Collect from the data below each line with "ENTRY".

## Items from a figure collection
◆ ◆ ◆ ◆ ◆ ◆ ◆
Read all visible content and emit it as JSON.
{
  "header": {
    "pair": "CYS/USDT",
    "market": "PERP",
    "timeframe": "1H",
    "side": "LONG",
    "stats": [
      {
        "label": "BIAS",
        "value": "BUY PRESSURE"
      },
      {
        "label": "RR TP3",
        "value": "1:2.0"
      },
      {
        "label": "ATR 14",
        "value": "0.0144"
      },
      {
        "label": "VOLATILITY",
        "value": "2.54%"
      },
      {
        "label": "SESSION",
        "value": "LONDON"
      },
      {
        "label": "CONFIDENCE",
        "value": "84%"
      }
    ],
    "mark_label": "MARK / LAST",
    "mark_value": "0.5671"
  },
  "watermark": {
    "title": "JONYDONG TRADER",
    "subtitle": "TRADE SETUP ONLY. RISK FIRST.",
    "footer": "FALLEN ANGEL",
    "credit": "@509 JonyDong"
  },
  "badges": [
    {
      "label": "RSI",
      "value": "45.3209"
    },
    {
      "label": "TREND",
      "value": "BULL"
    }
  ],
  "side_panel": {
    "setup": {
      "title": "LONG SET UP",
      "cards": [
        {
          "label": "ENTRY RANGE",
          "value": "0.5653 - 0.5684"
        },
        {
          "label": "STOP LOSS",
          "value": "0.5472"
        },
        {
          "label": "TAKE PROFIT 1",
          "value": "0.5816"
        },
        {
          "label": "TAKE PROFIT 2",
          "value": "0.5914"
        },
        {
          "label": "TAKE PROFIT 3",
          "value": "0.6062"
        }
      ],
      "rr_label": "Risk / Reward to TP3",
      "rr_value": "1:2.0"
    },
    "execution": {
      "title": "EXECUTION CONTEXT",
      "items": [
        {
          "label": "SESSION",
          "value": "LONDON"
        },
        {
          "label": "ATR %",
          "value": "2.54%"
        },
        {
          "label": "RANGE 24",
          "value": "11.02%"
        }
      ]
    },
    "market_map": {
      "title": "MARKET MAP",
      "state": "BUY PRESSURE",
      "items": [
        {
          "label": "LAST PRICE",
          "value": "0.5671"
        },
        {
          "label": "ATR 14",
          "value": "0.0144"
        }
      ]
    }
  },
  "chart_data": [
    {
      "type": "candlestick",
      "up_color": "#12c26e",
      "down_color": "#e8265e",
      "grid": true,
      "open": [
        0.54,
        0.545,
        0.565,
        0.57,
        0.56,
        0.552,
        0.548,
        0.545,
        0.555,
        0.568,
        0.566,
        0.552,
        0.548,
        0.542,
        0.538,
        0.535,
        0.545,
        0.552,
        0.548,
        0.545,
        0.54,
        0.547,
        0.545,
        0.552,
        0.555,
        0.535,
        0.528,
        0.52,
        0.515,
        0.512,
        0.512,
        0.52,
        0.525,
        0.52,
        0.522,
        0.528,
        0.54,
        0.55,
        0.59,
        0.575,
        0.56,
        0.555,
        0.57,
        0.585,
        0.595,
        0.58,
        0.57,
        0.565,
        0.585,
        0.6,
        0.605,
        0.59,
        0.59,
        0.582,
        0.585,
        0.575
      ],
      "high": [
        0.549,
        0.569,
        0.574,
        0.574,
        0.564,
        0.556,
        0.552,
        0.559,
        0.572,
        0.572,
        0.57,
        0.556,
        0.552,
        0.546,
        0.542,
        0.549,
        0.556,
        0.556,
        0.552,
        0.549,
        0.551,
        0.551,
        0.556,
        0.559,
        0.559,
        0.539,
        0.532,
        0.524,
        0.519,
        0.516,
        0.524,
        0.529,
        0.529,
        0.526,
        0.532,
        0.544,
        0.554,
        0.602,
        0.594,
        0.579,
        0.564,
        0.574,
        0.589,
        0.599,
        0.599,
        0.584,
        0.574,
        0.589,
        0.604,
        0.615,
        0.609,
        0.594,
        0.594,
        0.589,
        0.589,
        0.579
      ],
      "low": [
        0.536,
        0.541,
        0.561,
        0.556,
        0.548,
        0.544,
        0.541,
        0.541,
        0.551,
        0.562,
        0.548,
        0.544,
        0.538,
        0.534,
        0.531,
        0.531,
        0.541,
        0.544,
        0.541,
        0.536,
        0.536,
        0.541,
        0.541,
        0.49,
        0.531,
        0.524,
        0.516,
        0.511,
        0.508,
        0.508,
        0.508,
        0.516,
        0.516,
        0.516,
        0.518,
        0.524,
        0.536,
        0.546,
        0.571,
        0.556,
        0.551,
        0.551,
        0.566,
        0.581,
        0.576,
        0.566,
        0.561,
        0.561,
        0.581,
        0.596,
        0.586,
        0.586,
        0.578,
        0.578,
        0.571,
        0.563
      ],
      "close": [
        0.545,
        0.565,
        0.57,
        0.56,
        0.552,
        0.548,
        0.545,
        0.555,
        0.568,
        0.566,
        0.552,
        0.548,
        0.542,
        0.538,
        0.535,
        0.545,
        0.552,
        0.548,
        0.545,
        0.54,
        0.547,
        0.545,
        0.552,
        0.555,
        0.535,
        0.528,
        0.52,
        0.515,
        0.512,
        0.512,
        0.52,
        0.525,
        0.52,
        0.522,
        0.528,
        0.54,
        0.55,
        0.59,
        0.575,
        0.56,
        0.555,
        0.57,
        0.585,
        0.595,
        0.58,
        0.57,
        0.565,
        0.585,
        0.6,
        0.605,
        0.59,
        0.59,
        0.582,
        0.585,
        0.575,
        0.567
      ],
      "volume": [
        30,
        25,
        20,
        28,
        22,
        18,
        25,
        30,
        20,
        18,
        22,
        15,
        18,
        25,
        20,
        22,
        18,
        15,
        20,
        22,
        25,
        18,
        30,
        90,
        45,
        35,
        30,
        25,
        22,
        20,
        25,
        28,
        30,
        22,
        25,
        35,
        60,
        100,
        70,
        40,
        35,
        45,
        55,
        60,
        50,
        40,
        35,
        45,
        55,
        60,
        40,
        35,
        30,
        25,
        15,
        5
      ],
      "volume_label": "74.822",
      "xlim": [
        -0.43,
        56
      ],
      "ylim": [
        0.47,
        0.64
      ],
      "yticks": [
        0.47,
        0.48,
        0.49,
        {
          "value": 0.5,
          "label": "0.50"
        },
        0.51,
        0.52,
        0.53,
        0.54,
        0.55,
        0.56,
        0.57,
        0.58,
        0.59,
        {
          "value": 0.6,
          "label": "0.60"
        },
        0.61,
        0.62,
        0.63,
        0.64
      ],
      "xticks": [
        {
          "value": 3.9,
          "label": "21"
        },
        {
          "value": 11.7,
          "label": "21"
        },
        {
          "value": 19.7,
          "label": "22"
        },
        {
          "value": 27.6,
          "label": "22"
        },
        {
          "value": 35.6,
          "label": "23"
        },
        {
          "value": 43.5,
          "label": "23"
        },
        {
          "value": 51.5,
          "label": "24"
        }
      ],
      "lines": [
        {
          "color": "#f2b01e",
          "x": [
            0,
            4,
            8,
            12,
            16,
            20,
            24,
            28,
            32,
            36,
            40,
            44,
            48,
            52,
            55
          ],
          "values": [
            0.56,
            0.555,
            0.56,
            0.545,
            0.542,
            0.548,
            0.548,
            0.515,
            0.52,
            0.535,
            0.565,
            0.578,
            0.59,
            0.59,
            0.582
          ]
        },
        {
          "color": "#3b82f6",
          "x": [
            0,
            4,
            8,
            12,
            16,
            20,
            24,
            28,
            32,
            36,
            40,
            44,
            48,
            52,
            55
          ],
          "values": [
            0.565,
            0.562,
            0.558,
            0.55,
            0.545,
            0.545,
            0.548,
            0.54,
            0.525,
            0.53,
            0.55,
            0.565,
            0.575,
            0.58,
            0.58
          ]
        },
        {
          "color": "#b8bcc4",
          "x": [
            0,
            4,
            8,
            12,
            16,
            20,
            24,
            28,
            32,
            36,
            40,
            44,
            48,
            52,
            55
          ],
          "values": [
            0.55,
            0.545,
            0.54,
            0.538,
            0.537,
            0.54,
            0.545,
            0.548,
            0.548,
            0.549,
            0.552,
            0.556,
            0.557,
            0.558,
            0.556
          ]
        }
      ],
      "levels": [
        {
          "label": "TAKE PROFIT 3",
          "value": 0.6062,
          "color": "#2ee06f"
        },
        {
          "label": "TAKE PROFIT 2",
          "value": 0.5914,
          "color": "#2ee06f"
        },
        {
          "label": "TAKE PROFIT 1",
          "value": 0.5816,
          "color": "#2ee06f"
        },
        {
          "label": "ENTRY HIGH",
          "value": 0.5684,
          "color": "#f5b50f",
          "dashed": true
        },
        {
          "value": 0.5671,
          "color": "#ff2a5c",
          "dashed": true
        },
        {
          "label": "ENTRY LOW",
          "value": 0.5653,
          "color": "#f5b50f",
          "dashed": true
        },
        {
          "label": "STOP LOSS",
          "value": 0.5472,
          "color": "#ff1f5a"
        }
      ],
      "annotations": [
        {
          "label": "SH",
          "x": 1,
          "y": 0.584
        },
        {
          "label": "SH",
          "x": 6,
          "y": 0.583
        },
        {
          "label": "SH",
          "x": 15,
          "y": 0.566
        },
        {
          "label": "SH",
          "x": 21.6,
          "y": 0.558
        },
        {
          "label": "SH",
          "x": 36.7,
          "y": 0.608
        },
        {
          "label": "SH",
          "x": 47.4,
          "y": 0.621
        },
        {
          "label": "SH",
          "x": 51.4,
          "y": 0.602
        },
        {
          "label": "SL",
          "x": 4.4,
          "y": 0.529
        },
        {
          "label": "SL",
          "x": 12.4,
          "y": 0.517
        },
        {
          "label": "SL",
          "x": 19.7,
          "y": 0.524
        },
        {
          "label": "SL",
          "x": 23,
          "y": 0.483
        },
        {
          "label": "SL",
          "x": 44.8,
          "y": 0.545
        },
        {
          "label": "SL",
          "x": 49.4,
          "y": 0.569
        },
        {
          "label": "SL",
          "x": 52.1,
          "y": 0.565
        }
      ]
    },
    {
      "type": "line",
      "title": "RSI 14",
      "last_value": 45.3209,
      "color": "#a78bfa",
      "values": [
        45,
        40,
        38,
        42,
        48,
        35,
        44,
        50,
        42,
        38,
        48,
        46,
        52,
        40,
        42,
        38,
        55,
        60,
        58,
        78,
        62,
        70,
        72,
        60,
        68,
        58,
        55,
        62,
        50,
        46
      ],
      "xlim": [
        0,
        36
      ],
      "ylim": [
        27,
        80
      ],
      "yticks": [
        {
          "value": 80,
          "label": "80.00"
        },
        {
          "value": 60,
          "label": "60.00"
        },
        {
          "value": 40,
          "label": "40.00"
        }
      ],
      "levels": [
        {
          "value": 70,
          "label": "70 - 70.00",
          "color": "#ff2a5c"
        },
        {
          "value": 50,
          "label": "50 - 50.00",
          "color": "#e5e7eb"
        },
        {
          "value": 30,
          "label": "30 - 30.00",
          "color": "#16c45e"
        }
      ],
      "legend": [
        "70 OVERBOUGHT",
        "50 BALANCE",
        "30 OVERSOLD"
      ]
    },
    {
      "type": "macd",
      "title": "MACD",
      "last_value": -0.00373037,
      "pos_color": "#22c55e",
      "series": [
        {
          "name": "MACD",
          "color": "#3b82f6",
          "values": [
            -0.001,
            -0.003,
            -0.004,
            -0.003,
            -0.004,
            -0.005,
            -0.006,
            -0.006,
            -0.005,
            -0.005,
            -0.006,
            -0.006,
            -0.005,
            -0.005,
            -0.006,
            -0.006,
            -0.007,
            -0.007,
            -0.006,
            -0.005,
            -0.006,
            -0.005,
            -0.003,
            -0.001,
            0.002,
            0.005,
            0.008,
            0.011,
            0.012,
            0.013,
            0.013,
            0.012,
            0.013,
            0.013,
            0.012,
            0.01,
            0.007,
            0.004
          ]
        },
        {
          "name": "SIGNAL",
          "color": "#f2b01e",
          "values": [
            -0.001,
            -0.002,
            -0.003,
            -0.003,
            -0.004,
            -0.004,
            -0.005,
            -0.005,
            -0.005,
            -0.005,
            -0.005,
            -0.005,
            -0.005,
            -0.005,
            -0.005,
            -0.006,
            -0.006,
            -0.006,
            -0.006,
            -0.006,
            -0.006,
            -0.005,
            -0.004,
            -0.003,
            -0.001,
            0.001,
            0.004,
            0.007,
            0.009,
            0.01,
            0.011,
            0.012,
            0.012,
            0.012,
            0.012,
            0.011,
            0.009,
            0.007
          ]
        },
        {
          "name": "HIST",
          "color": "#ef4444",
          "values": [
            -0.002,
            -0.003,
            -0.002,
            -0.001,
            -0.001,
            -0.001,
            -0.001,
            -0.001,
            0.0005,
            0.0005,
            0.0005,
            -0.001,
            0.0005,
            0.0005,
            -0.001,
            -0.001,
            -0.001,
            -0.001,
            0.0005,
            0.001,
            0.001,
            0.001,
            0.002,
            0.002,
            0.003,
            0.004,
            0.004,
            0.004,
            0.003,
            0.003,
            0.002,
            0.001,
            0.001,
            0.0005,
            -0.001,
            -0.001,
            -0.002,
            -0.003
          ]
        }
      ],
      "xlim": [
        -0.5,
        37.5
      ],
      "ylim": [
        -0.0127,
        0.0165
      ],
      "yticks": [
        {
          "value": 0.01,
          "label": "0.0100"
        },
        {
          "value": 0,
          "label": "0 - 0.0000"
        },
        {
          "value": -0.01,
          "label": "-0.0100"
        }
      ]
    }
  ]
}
◆ ◆ ◆ ◆ ◆ ◆ ◆
## Output for this exercise
          "label": "ENTRY RANGE",
          "label": "ENTRY HIGH",
          "label": "ENTRY LOW",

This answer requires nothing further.